AIM OF THE EXERCISE
Reproduce the records below in full and without edits, omitting images.

STORED DATA
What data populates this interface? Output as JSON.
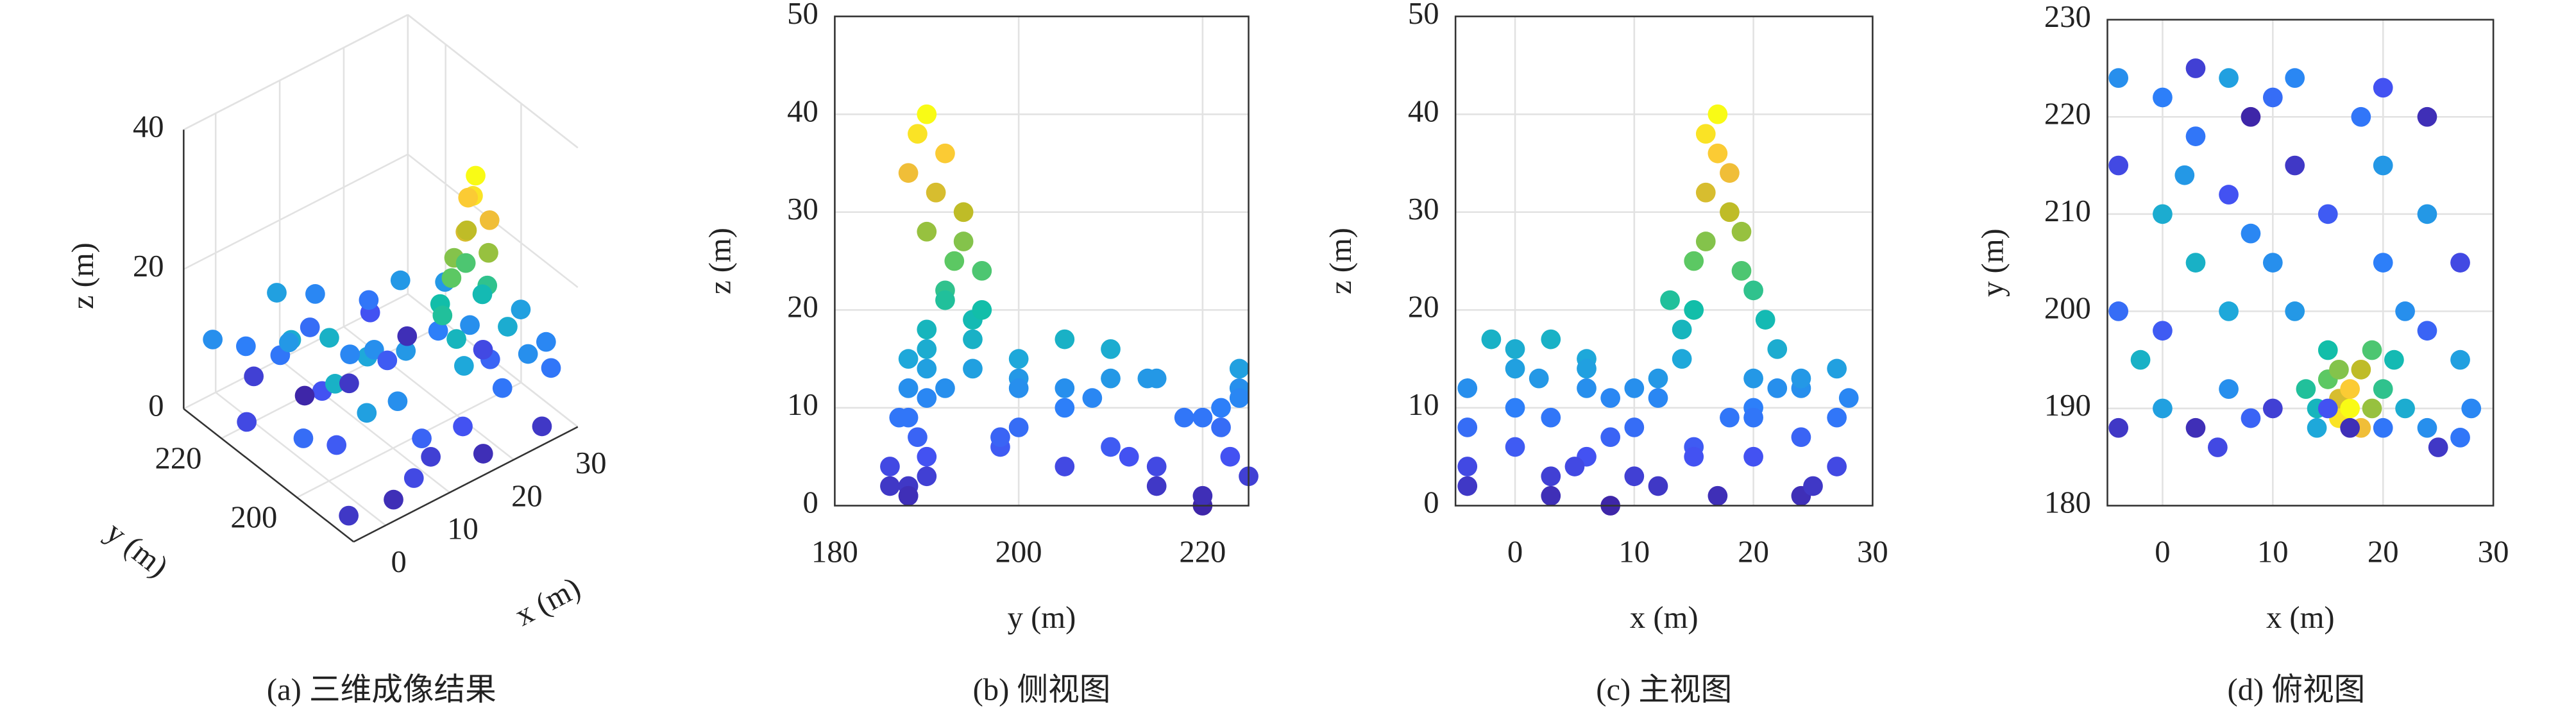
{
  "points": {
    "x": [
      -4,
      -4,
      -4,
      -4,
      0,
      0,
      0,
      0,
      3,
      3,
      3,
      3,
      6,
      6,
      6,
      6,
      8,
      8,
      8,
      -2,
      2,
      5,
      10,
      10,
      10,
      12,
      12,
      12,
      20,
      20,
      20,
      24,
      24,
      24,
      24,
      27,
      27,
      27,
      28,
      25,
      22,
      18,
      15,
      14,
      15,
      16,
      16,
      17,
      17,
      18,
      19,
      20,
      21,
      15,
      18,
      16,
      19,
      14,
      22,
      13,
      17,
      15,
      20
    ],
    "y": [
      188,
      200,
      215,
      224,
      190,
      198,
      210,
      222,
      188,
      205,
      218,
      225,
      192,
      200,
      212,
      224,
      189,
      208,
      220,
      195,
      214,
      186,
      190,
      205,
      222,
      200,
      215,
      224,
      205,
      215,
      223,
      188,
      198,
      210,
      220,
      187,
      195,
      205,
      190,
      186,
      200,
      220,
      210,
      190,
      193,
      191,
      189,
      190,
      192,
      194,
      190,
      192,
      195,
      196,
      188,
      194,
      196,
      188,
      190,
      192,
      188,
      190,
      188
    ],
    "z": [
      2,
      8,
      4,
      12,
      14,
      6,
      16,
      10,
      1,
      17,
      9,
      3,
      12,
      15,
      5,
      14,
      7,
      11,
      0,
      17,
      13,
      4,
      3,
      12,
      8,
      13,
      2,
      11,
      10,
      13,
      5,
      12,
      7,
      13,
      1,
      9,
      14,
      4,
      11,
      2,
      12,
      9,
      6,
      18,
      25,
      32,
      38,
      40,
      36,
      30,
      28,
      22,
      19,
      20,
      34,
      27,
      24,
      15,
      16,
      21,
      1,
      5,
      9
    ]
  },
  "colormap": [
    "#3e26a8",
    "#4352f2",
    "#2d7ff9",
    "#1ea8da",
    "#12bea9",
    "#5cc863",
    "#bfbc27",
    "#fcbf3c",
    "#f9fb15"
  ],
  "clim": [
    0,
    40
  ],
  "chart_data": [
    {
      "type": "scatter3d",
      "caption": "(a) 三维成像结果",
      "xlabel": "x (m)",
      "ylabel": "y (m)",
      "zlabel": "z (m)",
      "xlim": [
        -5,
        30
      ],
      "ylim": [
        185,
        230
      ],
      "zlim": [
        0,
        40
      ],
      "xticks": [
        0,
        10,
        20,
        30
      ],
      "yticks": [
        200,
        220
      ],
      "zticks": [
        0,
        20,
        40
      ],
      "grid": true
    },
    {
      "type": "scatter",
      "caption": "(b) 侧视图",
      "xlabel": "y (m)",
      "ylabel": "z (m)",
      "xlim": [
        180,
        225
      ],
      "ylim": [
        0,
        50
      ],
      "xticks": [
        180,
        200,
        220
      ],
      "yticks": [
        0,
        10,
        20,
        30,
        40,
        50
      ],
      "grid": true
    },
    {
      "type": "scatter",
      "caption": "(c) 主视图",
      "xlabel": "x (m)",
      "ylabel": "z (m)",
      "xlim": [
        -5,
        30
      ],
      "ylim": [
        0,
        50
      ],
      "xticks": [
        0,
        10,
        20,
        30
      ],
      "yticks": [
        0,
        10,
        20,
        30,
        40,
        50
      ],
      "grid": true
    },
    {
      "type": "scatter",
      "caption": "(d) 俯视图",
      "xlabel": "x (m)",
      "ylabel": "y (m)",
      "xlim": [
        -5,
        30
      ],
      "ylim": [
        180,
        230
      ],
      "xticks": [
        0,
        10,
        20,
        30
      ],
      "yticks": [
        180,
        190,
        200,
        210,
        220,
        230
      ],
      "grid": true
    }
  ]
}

ANSWER FOR THIS EXERCISE
What data populates this interface? Output as JSON.
{
  "points": {
    "x": [
      -4,
      -4,
      -4,
      -4,
      0,
      0,
      0,
      0,
      3,
      3,
      3,
      3,
      6,
      6,
      6,
      6,
      8,
      8,
      8,
      -2,
      2,
      5,
      10,
      10,
      10,
      12,
      12,
      12,
      20,
      20,
      20,
      24,
      24,
      24,
      24,
      27,
      27,
      27,
      28,
      25,
      22,
      18,
      15,
      14,
      15,
      16,
      16,
      17,
      17,
      18,
      19,
      20,
      21,
      15,
      18,
      16,
      19,
      14,
      22,
      13,
      17,
      15,
      20
    ],
    "y": [
      188,
      200,
      215,
      224,
      190,
      198,
      210,
      222,
      188,
      205,
      218,
      225,
      192,
      200,
      212,
      224,
      189,
      208,
      220,
      195,
      214,
      186,
      190,
      205,
      222,
      200,
      215,
      224,
      205,
      215,
      223,
      188,
      198,
      210,
      220,
      187,
      195,
      205,
      190,
      186,
      200,
      220,
      210,
      190,
      193,
      191,
      189,
      190,
      192,
      194,
      190,
      192,
      195,
      196,
      188,
      194,
      196,
      188,
      190,
      192,
      188,
      190,
      188
    ],
    "z": [
      2,
      8,
      4,
      12,
      14,
      6,
      16,
      10,
      1,
      17,
      9,
      3,
      12,
      15,
      5,
      14,
      7,
      11,
      0,
      17,
      13,
      4,
      3,
      12,
      8,
      13,
      2,
      11,
      10,
      13,
      5,
      12,
      7,
      13,
      1,
      9,
      14,
      4,
      11,
      2,
      12,
      9,
      6,
      18,
      25,
      32,
      38,
      40,
      36,
      30,
      28,
      22,
      19,
      20,
      34,
      27,
      24,
      15,
      16,
      21,
      1,
      5,
      9
    ]
  },
  "colormap": [
    "#3e26a8",
    "#4352f2",
    "#2d7ff9",
    "#1ea8da",
    "#12bea9",
    "#5cc863",
    "#bfbc27",
    "#fcbf3c",
    "#f9fb15"
  ],
  "clim": [
    0,
    40
  ],
  "chart_data": [
    {
      "type": "scatter3d",
      "caption": "(a) 三维成像结果",
      "xlabel": "x (m)",
      "ylabel": "y (m)",
      "zlabel": "z (m)",
      "xlim": [
        -5,
        30
      ],
      "ylim": [
        185,
        230
      ],
      "zlim": [
        0,
        40
      ],
      "xticks": [
        0,
        10,
        20,
        30
      ],
      "yticks": [
        200,
        220
      ],
      "zticks": [
        0,
        20,
        40
      ],
      "grid": true
    },
    {
      "type": "scatter",
      "caption": "(b) 侧视图",
      "xlabel": "y (m)",
      "ylabel": "z (m)",
      "xlim": [
        180,
        225
      ],
      "ylim": [
        0,
        50
      ],
      "xticks": [
        180,
        200,
        220
      ],
      "yticks": [
        0,
        10,
        20,
        30,
        40,
        50
      ],
      "grid": true
    },
    {
      "type": "scatter",
      "caption": "(c) 主视图",
      "xlabel": "x (m)",
      "ylabel": "z (m)",
      "xlim": [
        -5,
        30
      ],
      "ylim": [
        0,
        50
      ],
      "xticks": [
        0,
        10,
        20,
        30
      ],
      "yticks": [
        0,
        10,
        20,
        30,
        40,
        50
      ],
      "grid": true
    },
    {
      "type": "scatter",
      "caption": "(d) 俯视图",
      "xlabel": "x (m)",
      "ylabel": "y (m)",
      "xlim": [
        -5,
        30
      ],
      "ylim": [
        180,
        230
      ],
      "xticks": [
        0,
        10,
        20,
        30
      ],
      "yticks": [
        180,
        190,
        200,
        210,
        220,
        230
      ],
      "grid": true
    }
  ]
}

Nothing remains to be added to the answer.